**PROBLEM REQUIREMENTS**: Could you arrange the listing as a Markdown table with the columns No. and Entry? Start at its first line, end with the line that contains "calendar-cell: 10 Sunrise: 7:29", and leave out any blank lines.

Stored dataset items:

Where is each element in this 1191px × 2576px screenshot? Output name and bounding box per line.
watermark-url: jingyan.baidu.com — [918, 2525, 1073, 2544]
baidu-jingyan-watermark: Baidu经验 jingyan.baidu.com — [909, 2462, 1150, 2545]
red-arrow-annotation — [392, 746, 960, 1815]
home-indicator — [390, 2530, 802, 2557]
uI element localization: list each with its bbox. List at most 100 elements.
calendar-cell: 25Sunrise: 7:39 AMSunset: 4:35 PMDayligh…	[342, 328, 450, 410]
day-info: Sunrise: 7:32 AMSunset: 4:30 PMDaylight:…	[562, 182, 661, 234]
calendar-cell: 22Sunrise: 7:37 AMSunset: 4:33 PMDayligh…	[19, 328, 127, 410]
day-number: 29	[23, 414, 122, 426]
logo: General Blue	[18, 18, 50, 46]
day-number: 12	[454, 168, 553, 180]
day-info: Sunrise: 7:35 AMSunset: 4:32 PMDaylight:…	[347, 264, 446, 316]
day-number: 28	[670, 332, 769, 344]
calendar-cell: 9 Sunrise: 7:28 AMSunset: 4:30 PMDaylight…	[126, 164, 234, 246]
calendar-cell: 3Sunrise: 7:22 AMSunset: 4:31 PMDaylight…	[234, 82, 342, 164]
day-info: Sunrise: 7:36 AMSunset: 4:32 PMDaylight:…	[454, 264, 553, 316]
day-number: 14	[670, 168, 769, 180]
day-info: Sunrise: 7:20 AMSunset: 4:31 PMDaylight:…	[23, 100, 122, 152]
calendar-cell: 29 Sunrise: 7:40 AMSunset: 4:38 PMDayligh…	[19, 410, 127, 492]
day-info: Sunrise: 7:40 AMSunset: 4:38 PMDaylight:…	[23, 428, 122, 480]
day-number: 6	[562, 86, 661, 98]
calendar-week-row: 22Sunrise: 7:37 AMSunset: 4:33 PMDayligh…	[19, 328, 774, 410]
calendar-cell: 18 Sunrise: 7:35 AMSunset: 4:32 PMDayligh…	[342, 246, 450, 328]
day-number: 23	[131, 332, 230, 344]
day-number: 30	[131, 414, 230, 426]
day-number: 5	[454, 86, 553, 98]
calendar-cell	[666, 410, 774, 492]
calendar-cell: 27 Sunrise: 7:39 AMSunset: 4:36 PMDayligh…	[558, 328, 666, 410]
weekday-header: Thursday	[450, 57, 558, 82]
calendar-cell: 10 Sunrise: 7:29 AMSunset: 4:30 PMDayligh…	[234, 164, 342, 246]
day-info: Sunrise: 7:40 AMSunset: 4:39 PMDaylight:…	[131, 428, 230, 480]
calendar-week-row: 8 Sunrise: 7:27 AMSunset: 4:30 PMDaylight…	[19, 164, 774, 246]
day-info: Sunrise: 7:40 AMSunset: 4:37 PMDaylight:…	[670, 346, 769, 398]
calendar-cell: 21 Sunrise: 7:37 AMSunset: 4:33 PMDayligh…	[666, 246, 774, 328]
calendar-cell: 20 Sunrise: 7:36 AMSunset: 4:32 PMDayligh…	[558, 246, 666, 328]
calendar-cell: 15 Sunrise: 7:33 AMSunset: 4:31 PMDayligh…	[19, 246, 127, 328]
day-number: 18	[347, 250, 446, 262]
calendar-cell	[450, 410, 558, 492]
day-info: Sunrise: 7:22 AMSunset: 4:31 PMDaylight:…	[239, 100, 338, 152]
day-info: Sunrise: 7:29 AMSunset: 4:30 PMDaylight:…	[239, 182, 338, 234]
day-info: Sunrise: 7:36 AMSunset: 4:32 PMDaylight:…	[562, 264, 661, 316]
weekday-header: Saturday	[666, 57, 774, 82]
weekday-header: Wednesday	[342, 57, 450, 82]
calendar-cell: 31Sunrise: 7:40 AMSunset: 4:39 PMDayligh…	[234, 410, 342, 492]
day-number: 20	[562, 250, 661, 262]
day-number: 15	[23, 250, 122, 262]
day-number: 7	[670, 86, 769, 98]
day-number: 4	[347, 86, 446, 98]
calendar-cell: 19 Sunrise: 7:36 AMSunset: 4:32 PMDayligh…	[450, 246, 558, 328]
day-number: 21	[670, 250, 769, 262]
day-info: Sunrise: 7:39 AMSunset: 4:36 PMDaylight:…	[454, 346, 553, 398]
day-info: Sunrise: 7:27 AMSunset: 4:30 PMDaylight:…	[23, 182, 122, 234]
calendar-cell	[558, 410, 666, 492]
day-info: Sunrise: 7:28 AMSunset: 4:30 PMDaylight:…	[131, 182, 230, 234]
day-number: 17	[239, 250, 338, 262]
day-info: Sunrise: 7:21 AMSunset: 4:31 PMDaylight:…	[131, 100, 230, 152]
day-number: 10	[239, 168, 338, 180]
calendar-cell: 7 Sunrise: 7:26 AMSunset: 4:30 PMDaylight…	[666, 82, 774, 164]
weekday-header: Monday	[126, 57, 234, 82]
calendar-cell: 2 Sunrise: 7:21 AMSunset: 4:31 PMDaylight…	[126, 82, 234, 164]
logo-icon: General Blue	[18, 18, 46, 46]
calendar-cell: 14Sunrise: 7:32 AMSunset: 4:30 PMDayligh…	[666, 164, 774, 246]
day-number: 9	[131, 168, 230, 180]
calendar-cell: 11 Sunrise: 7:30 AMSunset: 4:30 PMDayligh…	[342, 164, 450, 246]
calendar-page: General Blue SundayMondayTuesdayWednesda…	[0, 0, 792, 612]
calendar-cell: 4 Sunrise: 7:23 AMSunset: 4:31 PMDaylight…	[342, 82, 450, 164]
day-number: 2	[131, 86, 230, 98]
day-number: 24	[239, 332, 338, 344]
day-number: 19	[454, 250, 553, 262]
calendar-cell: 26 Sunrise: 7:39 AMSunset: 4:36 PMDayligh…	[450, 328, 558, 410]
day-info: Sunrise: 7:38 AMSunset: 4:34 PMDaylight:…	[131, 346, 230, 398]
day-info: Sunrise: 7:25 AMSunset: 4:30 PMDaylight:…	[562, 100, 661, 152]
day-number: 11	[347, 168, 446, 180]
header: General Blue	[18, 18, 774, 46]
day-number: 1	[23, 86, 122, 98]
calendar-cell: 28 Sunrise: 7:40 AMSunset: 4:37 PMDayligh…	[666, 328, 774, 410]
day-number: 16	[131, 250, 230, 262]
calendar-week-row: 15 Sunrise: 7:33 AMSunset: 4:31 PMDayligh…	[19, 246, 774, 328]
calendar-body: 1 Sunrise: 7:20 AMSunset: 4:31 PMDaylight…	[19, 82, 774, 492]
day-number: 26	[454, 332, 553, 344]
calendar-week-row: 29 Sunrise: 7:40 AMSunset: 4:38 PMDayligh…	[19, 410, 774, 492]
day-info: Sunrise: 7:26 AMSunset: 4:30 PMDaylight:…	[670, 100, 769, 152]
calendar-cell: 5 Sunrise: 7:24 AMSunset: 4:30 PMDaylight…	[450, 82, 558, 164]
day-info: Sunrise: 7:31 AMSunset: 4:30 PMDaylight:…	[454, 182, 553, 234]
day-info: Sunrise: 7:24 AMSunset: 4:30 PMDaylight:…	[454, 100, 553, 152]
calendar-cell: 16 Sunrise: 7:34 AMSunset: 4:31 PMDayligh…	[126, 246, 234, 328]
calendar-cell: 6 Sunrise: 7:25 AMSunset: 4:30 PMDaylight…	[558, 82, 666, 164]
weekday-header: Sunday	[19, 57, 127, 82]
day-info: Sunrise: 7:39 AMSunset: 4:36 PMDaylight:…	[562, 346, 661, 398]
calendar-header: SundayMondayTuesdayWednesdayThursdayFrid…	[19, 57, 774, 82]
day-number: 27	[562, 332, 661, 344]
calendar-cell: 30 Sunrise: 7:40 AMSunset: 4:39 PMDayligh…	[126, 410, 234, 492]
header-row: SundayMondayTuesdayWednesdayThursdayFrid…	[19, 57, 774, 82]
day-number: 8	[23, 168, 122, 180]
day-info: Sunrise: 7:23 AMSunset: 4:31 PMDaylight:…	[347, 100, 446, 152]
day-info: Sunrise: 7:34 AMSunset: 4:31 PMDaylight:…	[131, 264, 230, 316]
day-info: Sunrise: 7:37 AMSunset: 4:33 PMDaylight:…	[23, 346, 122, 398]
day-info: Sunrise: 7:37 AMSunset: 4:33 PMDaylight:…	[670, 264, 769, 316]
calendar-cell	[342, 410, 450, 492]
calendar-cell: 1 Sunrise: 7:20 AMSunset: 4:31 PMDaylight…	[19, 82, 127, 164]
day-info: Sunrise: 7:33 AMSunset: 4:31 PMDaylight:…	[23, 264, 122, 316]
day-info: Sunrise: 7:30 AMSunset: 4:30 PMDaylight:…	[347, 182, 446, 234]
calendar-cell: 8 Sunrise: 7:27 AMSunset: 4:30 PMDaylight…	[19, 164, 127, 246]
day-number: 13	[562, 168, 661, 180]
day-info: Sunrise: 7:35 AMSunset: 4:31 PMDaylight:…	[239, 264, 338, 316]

**RESPONSE TO THIS EXERCISE**:
| No. | Entry |
|---|---|
| 1 | Where is each element in this 1191px × 2576px screenshot? Output name and bounding box per line. |
| 2 | watermark-url: jingyan.baidu.com — [918, 2525, 1073, 2544] |
| 3 | baidu-jingyan-watermark: Baidu经验 jingyan.baidu.com — [909, 2462, 1150, 2545] |
| 4 | red-arrow-annotation — [392, 746, 960, 1815] |
| 5 | home-indicator — [390, 2530, 802, 2557] |
| 6 | uI element localization: list each with its bbox. List at most 100 elements. |
| 7 | calendar-cell: 25Sunrise: 7:39 AMSunset: 4:35 PMDayligh…	[342, 328, 450, 410] |
| 8 | day-info: Sunrise: 7:32 AMSunset: 4:30 PMDaylight:…	[562, 182, 661, 234] |
| 9 | calendar-cell: 22Sunrise: 7:37 AMSunset: 4:33 PMDayligh…	[19, 328, 127, 410] |
| 10 | day-number: 29	[23, 414, 122, 426] |
| 11 | logo: General Blue	[18, 18, 50, 46] |
| 12 | day-number: 12	[454, 168, 553, 180] |
| 13 | day-info: Sunrise: 7:35 AMSunset: 4:32 PMDaylight:…	[347, 264, 446, 316] |
| 14 | day-number: 28	[670, 332, 769, 344] |
| 15 | calendar-cell: 9 Sunrise: 7:28 AMSunset: 4:30 PMDaylight…	[126, 164, 234, 246] |
| 16 | calendar-cell: 3Sunrise: 7:22 AMSunset: 4:31 PMDaylight…	[234, 82, 342, 164] |
| 17 | day-info: Sunrise: 7:36 AMSunset: 4:32 PMDaylight:…	[454, 264, 553, 316] |
| 18 | day-number: 14	[670, 168, 769, 180] |
| 19 | day-info: Sunrise: 7:20 AMSunset: 4:31 PMDaylight:…	[23, 100, 122, 152] |
| 20 | calendar-cell: 29 Sunrise: 7:40 AMSunset: 4:38 PMDayligh…	[19, 410, 127, 492] |
| 21 | day-info: Sunrise: 7:40 AMSunset: 4:38 PMDaylight:…	[23, 428, 122, 480] |
| 22 | day-number: 6	[562, 86, 661, 98] |
| 23 | calendar-week-row: 22Sunrise: 7:37 AMSunset: 4:33 PMDayligh…	[19, 328, 774, 410] |
| 24 | calendar-cell: 18 Sunrise: 7:35 AMSunset: 4:32 PMDayligh…	[342, 246, 450, 328] |
| 25 | day-number: 23	[131, 332, 230, 344] |
| 26 | day-number: 30	[131, 414, 230, 426] |
| 27 | day-number: 5	[454, 86, 553, 98] |
| 28 | calendar-cell	[666, 410, 774, 492] |
| 29 | calendar-cell: 27 Sunrise: 7:39 AMSunset: 4:36 PMDayligh…	[558, 328, 666, 410] |
| 30 | weekday-header: Thursday	[450, 57, 558, 82] |
| 31 | calendar-cell: 10 Sunrise: 7:29 AMSunset: 4:30 PMDayligh…	[234, 164, 342, 246] |